* **TASK DESCRIPTION**: Take every line from the material that has the word "JSON" in it.

Extracted data entries

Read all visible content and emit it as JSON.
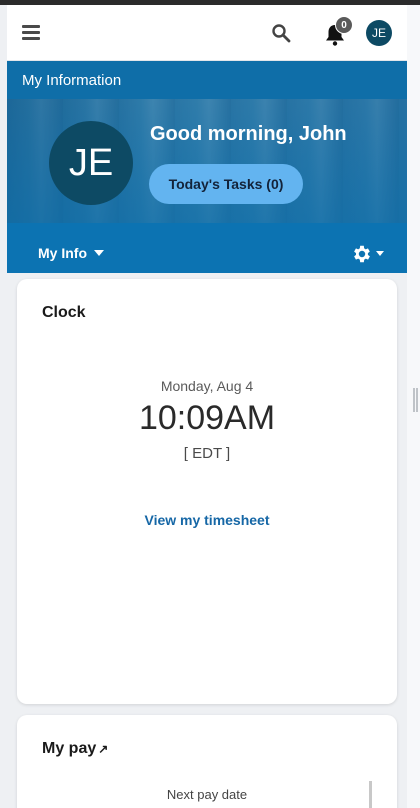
{
  "header": {
    "avatar_initials": "JE",
    "notification_count": "0"
  },
  "hero": {
    "section_title": "My Information",
    "avatar_initials": "JE",
    "greeting": "Good morning, John",
    "tasks_button": "Today's Tasks (0)",
    "myinfo_menu": "My Info"
  },
  "clock": {
    "title": "Clock",
    "date": "Monday, Aug 4",
    "time": "10:09AM",
    "timezone": "[ EDT ]",
    "timesheet_link": "View my timesheet"
  },
  "pay": {
    "title": "My pay",
    "next_pay_label": "Next pay date"
  },
  "colors": {
    "brand_blue": "#0c74b3",
    "avatar_bg": "#0d4a64",
    "tasks_button_bg": "#63b4f0",
    "link_blue": "#1667a6"
  },
  "icons": [
    "menu-icon",
    "search-icon",
    "bell-icon",
    "gear-icon",
    "external-link-icon",
    "chevron-down-icon"
  ]
}
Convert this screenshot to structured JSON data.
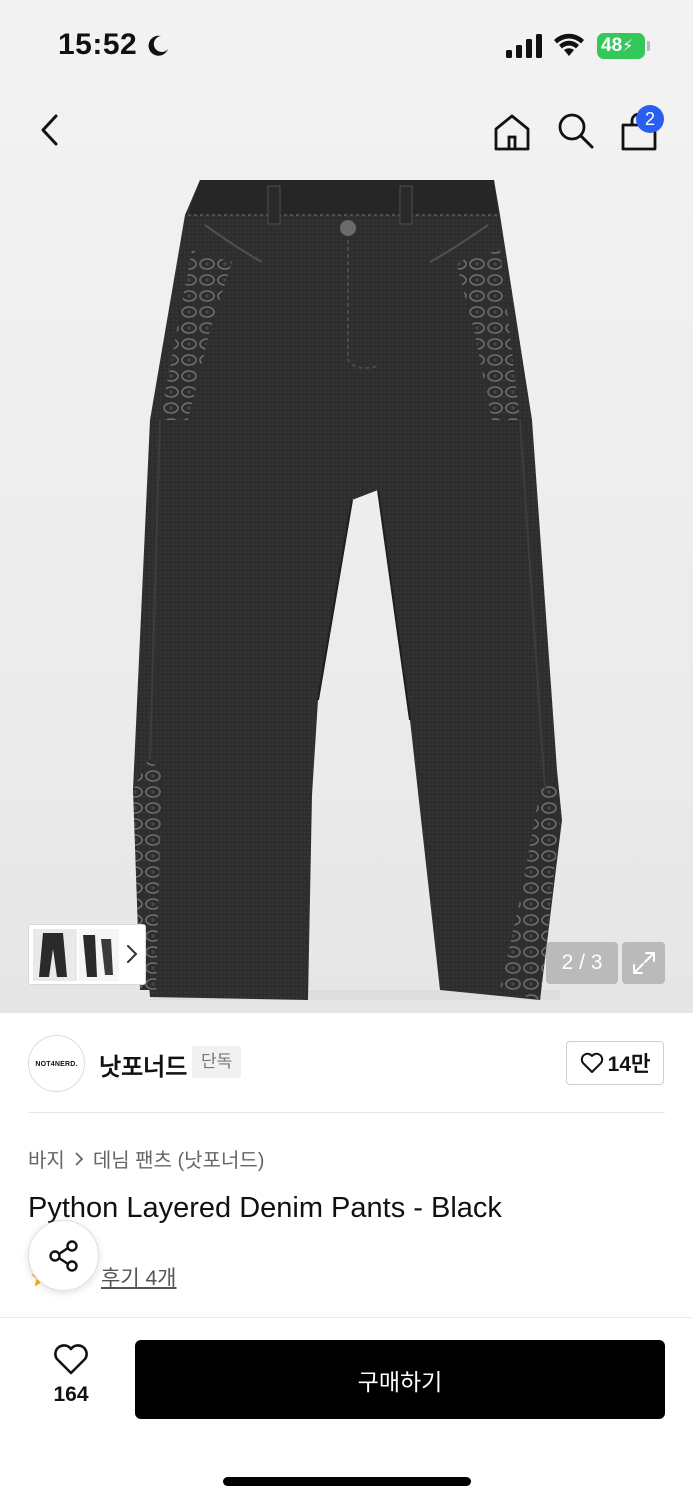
{
  "status_bar": {
    "time": "15:52",
    "battery": "48",
    "icons": [
      "moon-icon",
      "signal-icon",
      "wifi-icon",
      "battery-icon"
    ]
  },
  "nav": {
    "icons": [
      "back-icon",
      "home-icon",
      "search-icon",
      "bag-icon"
    ],
    "cart_count": "2"
  },
  "gallery": {
    "counter": "2 / 3",
    "current": 2,
    "total": 3
  },
  "brand": {
    "logo_text": "NOT4NERD.",
    "name": "낫포너드",
    "tag": "단독",
    "likes": "14만"
  },
  "breadcrumb": {
    "category": "바지",
    "subcategory": "데님 팬츠 (낫포너드)"
  },
  "product": {
    "title": "Python Layered Denim Pants - Black",
    "reviews": "후기 4개"
  },
  "bottom": {
    "wish_count": "164",
    "buy_label": "구매하기"
  },
  "colors": {
    "accent_blue": "#2a5ef0",
    "battery_green": "#34c759",
    "buy_button": "#000000"
  }
}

* **WRITTEN ANSWER**:
Read all visible content and emit it as JSON.
Convert this screenshot to structured JSON data.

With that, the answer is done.